[BRIEF] Write only the number of lines holding the string "name".

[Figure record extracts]
— Begin —
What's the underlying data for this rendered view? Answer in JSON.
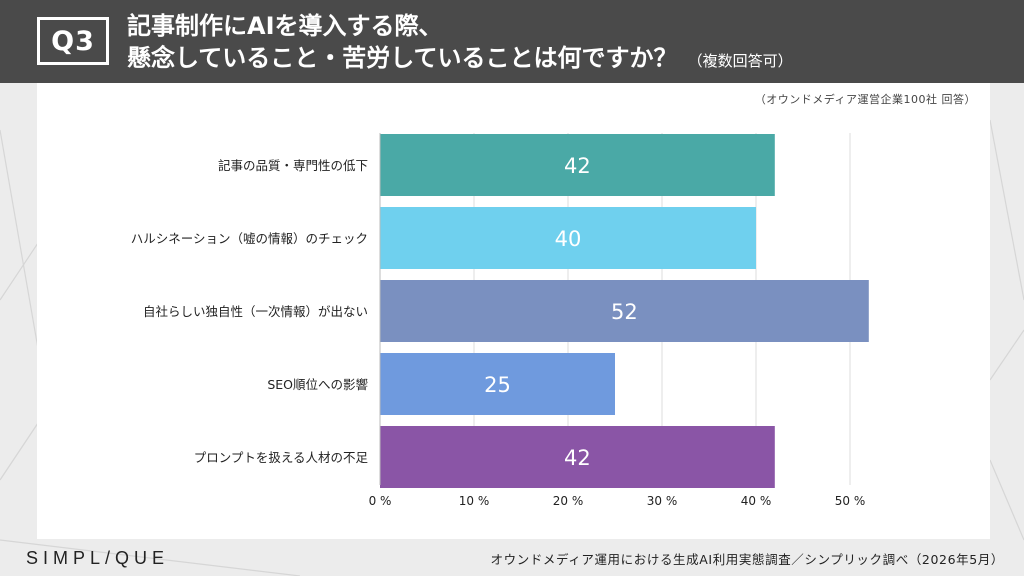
{
  "header": {
    "badge": "Q3",
    "title_line1": "記事制作にAIを導入する際、",
    "title_line2": "懸念していること・苦労していることは何ですか？",
    "note": "（複数回答可）"
  },
  "respondents": "（オウンドメディア運営企業100社 回答）",
  "chart_data": {
    "type": "bar",
    "orientation": "horizontal",
    "categories": [
      "記事の品質・専門性の低下",
      "ハルシネーション（嘘の情報）のチェック",
      "自社らしい独自性（一次情報）が出ない",
      "SEO順位への影響",
      "プロンプトを扱える人材の不足"
    ],
    "values": [
      42,
      40,
      52,
      25,
      42
    ],
    "value_labels": [
      "42",
      "40",
      "52",
      "25",
      "42"
    ],
    "bar_colors": [
      "#4aa9a6",
      "#6fd0ee",
      "#7a90c0",
      "#6f9ade",
      "#8a55a6"
    ],
    "xlim": [
      0,
      50
    ],
    "x_ticks": [
      0,
      10,
      20,
      30,
      40,
      50
    ],
    "x_tick_labels": [
      "0 %",
      "10 %",
      "20 %",
      "30 %",
      "40 %",
      "50 %"
    ],
    "grid": true
  },
  "footer": {
    "logo": "SIMPL/QUE",
    "source": "オウンドメディア運用における生成AI利用実態調査／シンプリック調べ（2026年5月）"
  }
}
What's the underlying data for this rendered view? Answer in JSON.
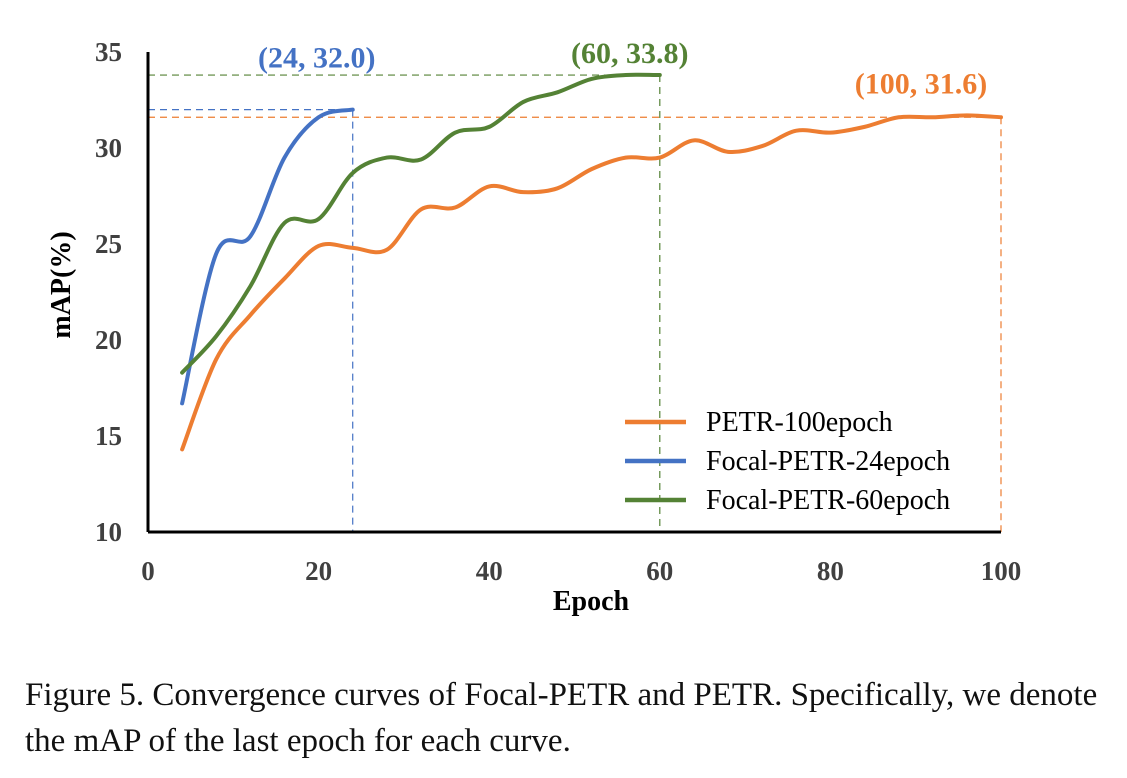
{
  "chart_data": {
    "type": "line",
    "xlabel": "Epoch",
    "ylabel": "mAP(%)",
    "xlim": [
      0,
      100
    ],
    "ylim": [
      10,
      35
    ],
    "xticks": [
      0,
      20,
      40,
      60,
      80,
      100
    ],
    "yticks": [
      10,
      15,
      20,
      25,
      30,
      35
    ],
    "grid": false,
    "legend_placement": "bottom-right",
    "series": [
      {
        "name": "PETR-100epoch",
        "color": "#ED7D31",
        "x": [
          4,
          8,
          12,
          16,
          20,
          24,
          28,
          32,
          36,
          40,
          44,
          48,
          52,
          56,
          60,
          64,
          68,
          72,
          76,
          80,
          84,
          88,
          92,
          96,
          100
        ],
        "y": [
          14.3,
          19.0,
          21.3,
          23.2,
          24.9,
          24.8,
          24.7,
          26.8,
          26.9,
          28.0,
          27.7,
          27.9,
          28.9,
          29.5,
          29.5,
          30.4,
          29.8,
          30.1,
          30.9,
          30.8,
          31.1,
          31.6,
          31.6,
          31.7,
          31.6
        ]
      },
      {
        "name": "Focal-PETR-24epoch",
        "color": "#4472C4",
        "x": [
          4,
          8,
          12,
          16,
          20,
          24
        ],
        "y": [
          16.7,
          24.5,
          25.4,
          29.5,
          31.6,
          32.0
        ]
      },
      {
        "name": "Focal-PETR-60epoch",
        "color": "#548235",
        "x": [
          4,
          8,
          12,
          16,
          20,
          24,
          28,
          32,
          36,
          40,
          44,
          48,
          52,
          56,
          60
        ],
        "y": [
          18.3,
          20.2,
          22.8,
          26.1,
          26.3,
          28.7,
          29.5,
          29.4,
          30.8,
          31.1,
          32.4,
          32.9,
          33.6,
          33.8,
          33.8
        ]
      }
    ],
    "annotations": [
      {
        "text": "(24, 32.0)",
        "x": 24,
        "y": 32.0,
        "color": "#4472C4"
      },
      {
        "text": "(60, 33.8)",
        "x": 60,
        "y": 33.8,
        "color": "#548235"
      },
      {
        "text": "(100, 31.6)",
        "x": 100,
        "y": 31.6,
        "color": "#ED7D31"
      }
    ]
  },
  "caption": "Figure 5. Convergence curves of Focal-PETR and PETR. Specifically, we denote the mAP of the last epoch for each curve."
}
— End —
[TASK SOLUTION] 3